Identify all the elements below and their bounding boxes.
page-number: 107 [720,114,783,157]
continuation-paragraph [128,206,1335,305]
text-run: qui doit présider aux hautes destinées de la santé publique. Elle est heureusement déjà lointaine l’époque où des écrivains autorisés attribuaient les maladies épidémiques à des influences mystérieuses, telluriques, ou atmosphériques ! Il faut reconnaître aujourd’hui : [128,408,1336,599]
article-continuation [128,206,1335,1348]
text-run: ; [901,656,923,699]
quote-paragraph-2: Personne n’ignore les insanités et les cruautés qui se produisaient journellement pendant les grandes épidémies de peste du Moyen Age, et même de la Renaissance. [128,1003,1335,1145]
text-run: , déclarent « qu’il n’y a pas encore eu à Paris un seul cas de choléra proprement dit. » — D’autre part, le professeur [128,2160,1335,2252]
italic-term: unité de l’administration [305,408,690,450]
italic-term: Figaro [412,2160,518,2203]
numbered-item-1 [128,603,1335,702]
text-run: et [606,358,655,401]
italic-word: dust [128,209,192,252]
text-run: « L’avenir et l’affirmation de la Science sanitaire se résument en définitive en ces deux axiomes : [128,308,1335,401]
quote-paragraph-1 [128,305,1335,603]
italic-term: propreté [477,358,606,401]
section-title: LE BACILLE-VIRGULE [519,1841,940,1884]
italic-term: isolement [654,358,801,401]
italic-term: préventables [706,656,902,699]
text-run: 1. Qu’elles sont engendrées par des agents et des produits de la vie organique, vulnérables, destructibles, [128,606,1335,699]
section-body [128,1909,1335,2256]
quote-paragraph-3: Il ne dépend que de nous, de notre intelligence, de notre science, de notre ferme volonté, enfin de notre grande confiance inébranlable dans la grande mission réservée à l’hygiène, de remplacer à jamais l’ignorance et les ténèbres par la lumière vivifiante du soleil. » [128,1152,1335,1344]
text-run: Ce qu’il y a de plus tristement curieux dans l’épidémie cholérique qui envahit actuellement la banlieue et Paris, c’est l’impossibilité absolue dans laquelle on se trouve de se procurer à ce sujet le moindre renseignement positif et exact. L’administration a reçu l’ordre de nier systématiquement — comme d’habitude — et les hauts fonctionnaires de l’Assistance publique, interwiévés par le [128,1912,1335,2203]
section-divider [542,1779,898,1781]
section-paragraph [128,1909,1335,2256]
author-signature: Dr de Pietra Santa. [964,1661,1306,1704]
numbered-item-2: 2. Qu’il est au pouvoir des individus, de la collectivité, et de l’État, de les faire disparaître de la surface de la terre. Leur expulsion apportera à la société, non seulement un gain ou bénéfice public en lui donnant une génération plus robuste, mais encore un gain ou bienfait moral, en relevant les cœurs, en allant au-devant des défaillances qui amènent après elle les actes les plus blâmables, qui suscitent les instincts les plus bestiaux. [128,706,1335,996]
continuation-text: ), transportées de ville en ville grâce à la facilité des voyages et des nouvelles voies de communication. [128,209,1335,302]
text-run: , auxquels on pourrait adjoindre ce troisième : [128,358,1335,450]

EXERCISE:
Pull out each line above that contains the word "plus".

TASK ANSWER:
text-run: Ce qu’il y a de plus tristement curieux dans l’épidémie cholérique qui envahit actuellement la banlieue et Paris, c’est l’impossibilité absolue dans laquelle on se trouve de se procurer à ce sujet le moindre renseignement positif et exact. L’administration a reçu l’ordre de nier systématiquement — comme d’habitude — et les hauts fonctionnaires de l’Assistance publique, interwiévés par le [128,1912,1335,2203]
numbered-item-2: 2. Qu’il est au pouvoir des individus, de la collectivité, et de l’État, de les faire disparaître de la surface de la terre. Leur expulsion apportera à la société, non seulement un gain ou bénéfice public en lui donnant une génération plus robuste, mais encore un gain ou bienfait moral, en relevant les cœurs, en allant au-devant des défaillances qui amènent après elle les actes les plus blâmables, qui suscitent les instincts les plus bestiaux. [128,706,1335,996]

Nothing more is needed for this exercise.